(A run of records)

* Start *

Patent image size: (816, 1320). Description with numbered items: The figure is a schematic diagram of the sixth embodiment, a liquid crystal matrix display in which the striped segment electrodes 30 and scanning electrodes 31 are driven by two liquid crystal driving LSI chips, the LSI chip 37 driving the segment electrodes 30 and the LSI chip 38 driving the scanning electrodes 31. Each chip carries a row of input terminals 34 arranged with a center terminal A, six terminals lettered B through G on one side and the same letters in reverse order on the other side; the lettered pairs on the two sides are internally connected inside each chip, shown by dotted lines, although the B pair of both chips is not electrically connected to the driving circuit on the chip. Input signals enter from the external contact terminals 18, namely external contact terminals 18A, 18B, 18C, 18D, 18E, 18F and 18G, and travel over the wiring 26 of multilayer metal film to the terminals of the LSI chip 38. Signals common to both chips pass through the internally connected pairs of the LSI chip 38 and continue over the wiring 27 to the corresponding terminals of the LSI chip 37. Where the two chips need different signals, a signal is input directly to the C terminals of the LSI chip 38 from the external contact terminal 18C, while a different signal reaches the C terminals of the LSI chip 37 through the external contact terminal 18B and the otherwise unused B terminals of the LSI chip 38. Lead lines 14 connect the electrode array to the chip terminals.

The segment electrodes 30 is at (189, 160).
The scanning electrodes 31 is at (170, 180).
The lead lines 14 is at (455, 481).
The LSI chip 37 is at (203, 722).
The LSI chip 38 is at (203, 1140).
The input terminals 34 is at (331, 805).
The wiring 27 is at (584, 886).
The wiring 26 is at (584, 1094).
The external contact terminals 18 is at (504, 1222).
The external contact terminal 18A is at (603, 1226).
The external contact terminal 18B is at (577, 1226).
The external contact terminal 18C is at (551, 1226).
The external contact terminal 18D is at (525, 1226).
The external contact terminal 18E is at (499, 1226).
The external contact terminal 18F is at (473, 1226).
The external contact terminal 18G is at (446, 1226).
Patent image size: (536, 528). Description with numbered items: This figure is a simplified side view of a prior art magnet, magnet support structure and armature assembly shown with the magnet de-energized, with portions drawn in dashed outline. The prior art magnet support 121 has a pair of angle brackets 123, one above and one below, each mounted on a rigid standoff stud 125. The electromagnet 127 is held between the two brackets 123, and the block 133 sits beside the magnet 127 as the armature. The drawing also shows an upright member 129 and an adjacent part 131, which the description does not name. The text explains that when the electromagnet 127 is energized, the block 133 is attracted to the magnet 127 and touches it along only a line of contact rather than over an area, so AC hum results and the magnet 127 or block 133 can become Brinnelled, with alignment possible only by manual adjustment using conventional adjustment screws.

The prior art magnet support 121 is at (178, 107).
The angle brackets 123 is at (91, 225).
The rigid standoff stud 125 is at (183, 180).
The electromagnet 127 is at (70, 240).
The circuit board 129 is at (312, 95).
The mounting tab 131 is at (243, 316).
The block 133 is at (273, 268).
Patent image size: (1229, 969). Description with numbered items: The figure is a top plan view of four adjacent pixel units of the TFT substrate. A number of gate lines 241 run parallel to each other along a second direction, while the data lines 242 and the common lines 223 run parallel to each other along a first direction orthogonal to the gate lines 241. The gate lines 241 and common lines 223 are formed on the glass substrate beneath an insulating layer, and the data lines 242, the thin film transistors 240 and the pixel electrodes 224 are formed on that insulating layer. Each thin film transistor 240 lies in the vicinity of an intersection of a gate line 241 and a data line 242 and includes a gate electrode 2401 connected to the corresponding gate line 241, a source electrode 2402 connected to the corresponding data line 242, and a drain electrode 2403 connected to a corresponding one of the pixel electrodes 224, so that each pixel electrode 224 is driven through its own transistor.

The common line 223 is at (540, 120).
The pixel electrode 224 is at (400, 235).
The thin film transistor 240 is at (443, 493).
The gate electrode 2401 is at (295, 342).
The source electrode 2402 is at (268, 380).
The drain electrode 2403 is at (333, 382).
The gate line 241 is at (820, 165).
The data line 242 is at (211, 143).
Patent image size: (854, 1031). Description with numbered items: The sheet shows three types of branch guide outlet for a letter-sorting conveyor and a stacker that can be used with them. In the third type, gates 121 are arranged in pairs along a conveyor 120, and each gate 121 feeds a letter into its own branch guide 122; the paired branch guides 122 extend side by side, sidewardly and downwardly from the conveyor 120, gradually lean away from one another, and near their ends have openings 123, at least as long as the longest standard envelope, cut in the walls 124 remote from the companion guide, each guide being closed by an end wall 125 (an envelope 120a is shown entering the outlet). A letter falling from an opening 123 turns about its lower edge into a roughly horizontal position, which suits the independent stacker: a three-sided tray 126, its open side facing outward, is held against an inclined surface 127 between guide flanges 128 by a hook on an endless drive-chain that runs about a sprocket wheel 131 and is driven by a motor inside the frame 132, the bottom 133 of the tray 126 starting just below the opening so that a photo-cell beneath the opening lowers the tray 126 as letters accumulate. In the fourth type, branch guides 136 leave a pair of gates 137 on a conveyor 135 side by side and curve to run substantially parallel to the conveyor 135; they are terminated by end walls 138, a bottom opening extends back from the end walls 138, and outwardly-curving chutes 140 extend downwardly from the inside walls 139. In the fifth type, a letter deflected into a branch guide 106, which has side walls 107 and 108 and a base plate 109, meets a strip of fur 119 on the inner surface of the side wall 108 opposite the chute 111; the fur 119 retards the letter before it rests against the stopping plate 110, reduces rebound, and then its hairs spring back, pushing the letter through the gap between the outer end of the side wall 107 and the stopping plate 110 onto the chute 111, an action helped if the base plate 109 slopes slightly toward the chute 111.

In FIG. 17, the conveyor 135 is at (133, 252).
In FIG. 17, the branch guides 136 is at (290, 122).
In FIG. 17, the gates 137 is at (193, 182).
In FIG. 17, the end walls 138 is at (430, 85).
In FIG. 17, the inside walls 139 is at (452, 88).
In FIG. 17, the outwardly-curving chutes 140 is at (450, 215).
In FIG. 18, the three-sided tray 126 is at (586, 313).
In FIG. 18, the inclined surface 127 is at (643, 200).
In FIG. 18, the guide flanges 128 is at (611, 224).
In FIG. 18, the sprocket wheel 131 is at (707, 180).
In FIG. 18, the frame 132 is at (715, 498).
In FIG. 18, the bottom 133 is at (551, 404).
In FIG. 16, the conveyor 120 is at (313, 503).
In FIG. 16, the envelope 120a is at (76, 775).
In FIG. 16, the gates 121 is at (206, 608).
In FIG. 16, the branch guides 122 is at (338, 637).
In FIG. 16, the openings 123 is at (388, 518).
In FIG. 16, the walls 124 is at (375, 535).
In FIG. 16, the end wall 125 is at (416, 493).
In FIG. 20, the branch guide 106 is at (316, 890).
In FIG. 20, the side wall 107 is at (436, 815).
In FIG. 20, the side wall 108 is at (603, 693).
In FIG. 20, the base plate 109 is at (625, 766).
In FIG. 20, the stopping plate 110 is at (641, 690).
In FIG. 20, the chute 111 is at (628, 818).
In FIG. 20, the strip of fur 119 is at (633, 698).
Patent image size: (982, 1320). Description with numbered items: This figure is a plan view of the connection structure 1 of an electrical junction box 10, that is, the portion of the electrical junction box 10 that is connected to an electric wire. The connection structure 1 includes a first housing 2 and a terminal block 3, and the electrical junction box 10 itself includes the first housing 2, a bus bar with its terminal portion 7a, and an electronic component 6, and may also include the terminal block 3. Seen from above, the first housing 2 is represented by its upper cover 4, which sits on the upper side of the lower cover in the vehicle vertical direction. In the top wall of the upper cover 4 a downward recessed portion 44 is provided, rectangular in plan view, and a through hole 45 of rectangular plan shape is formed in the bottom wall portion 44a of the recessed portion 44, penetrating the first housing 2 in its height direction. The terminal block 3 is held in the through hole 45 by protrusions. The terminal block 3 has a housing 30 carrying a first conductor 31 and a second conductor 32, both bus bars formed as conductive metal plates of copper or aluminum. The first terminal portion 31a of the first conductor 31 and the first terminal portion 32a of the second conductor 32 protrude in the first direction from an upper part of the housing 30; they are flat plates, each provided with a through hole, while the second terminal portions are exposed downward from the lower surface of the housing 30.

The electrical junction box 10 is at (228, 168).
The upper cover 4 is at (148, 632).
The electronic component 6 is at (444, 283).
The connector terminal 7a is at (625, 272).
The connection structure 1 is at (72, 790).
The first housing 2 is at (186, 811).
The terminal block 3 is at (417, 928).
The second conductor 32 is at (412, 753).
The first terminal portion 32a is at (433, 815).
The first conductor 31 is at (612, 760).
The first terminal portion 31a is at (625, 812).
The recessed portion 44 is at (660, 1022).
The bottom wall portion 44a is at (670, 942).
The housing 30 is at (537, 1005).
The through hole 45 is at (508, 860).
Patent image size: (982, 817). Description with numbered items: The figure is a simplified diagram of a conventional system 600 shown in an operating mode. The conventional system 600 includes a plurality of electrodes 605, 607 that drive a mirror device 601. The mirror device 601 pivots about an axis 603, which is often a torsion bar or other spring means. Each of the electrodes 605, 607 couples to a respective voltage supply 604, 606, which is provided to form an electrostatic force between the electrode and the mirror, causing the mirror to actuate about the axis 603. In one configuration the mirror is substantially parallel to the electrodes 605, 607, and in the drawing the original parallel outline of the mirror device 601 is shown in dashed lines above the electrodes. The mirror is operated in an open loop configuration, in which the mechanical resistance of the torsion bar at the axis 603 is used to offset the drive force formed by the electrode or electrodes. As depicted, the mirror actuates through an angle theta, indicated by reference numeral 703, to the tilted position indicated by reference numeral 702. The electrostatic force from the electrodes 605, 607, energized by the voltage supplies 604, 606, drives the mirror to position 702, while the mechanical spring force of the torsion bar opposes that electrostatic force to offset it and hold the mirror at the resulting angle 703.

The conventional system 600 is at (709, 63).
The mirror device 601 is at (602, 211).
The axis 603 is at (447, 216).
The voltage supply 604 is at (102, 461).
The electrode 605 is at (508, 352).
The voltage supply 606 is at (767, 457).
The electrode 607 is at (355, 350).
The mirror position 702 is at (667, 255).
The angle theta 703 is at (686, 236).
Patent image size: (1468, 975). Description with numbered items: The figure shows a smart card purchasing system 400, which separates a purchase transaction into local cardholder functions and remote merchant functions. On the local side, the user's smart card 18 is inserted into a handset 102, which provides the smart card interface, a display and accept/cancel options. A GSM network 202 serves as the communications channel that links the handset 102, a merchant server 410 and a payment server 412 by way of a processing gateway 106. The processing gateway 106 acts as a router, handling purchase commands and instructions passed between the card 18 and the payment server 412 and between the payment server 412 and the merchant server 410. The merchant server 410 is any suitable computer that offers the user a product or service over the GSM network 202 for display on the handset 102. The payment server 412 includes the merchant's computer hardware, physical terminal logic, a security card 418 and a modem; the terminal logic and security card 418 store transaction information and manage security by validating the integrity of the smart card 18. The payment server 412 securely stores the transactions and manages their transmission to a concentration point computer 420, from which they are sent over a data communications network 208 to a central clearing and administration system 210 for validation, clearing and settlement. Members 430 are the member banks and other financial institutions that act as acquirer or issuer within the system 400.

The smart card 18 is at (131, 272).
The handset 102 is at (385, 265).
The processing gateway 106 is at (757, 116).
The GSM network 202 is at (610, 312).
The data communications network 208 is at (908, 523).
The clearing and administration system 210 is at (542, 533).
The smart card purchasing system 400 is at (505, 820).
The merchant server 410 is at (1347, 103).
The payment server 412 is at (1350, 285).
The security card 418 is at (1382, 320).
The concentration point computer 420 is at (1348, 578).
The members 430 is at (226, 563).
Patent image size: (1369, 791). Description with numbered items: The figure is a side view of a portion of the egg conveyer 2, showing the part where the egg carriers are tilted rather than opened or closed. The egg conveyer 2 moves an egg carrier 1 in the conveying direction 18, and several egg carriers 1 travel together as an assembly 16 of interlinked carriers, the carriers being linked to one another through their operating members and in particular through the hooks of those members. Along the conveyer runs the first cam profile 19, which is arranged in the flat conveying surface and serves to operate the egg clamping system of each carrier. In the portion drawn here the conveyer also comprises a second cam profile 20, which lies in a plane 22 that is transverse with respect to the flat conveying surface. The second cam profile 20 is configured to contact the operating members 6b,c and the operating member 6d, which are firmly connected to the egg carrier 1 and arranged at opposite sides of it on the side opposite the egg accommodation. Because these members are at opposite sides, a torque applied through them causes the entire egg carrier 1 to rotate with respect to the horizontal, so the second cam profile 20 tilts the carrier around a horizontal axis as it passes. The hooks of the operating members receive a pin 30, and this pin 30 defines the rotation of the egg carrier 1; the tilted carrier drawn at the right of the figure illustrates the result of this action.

* End *

--- Task objective ---
Write out the rows between the line holding "Patent image size: (536, 528)." and the line holding "The angle brackets 123 is at (91, 225).", inclusive, as a numbered list with blank lines omitted.

--- Response below ---
1. Patent image size: (536, 528). Description with numbered items: This figure is a simplified side view of a prior art magnet, magnet support structure and armature assembly shown with the magnet de-energized, with portions drawn in dashed outline. The prior art magnet support 121 has a pair of angle brackets 123, one above and one below, each mounted on a rigid standoff stud 125. The electromagnet 127 is held between the two brackets 123, and the block 133 sits beside the magnet 127 as the armature. The drawing also shows an upright member 129 and an adjacent part 131, which the description does not name. The text explains that when the electromagnet 127 is energized, the block 133 is attracted to the magnet 127 and touches it along only a line of contact rather than over an area, so AC hum results and the magnet 127 or block 133 can become Brinnelled, with alignment possible only by manual adjustment using conventional adjustment screws.
2. The prior art magnet support 121 is at (178, 107).
3. The angle brackets 123 is at (91, 225).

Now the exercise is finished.